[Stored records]
⟨

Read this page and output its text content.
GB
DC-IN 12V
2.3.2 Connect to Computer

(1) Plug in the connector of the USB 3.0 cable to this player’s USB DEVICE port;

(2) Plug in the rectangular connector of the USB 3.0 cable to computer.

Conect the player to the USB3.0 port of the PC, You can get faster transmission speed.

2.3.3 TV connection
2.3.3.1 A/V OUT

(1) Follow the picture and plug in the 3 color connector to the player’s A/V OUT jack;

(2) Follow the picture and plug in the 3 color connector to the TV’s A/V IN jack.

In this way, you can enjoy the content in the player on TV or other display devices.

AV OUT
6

⟩
⟨

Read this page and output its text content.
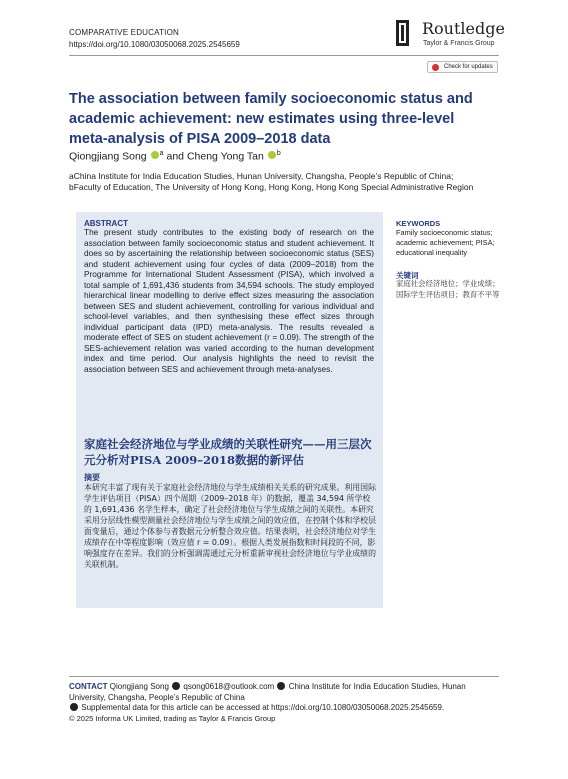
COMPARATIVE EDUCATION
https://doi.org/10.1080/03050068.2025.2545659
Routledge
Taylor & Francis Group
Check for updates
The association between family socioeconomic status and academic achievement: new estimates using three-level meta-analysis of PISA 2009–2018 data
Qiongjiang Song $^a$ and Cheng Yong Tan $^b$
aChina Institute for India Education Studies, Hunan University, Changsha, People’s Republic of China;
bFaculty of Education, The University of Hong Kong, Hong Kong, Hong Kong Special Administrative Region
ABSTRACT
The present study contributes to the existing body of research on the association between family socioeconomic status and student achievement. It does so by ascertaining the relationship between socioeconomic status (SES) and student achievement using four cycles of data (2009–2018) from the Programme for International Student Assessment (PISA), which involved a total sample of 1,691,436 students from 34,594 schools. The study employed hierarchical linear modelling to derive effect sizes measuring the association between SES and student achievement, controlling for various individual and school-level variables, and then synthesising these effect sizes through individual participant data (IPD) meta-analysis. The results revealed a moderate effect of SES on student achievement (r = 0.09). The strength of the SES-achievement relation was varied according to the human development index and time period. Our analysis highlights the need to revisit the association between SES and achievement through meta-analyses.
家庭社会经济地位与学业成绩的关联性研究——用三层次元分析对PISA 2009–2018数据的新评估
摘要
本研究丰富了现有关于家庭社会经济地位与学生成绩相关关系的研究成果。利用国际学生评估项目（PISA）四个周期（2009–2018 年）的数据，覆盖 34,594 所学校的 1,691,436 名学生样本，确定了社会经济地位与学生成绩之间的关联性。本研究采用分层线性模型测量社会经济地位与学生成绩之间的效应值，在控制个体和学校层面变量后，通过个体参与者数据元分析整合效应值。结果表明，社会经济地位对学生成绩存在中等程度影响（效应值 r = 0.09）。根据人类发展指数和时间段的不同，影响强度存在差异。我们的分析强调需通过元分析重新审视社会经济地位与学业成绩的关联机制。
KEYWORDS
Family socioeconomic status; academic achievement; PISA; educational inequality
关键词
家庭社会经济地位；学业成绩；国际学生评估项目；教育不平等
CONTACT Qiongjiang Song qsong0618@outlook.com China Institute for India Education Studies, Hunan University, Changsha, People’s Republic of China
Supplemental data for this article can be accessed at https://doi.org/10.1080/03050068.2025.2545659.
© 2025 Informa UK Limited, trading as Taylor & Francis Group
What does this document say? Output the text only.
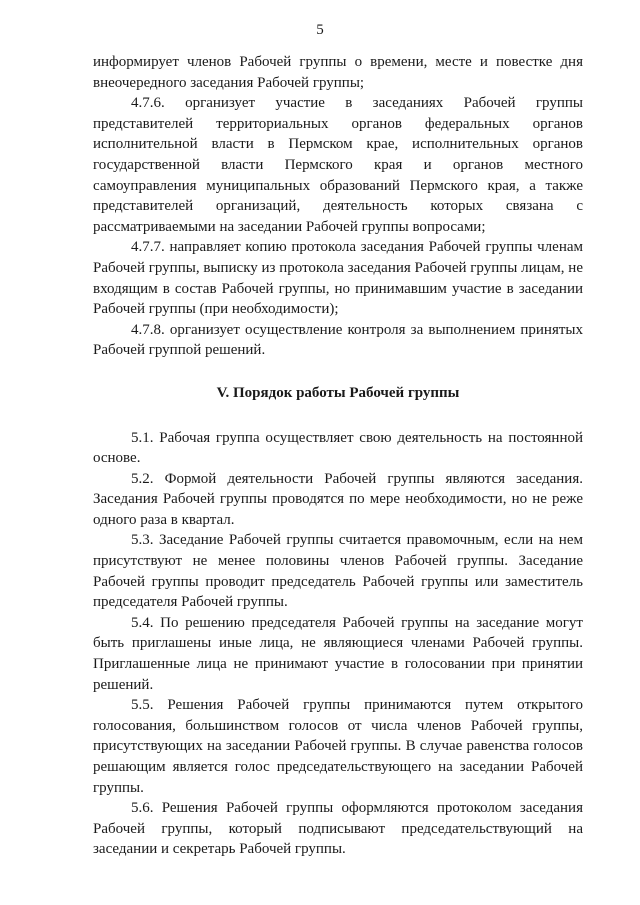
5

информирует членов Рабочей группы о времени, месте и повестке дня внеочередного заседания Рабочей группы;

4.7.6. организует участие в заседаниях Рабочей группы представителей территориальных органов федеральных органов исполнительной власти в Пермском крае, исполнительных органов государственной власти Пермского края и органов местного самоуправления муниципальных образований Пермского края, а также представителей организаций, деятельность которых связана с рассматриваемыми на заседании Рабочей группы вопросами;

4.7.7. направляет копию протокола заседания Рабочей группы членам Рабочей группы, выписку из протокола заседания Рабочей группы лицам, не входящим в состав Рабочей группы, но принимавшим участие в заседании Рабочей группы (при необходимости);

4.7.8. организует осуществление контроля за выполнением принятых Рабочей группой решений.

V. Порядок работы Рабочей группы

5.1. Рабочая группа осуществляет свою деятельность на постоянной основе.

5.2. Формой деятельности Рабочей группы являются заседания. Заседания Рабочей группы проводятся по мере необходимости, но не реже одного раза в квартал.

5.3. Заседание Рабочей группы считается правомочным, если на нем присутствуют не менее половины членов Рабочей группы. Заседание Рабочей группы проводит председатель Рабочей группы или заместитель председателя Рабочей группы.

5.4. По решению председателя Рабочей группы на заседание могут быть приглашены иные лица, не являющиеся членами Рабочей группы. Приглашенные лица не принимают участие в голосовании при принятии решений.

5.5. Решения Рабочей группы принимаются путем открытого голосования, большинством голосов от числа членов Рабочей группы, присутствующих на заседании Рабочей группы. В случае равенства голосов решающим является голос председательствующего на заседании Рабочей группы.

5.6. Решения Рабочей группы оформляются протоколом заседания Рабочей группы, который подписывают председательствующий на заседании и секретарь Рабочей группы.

⟩

Find each line holding "Studies". Copy it out.

▸ **Answer to the exercise**:
aChina Institute for India Education Studies, Hunan University, Changsha, People’s Republic of China;
CONTACT Qiongjiang Song qsong0618@outlook.com China Institute for India Education Studies, Hunan University, Changsha, People’s Republic of China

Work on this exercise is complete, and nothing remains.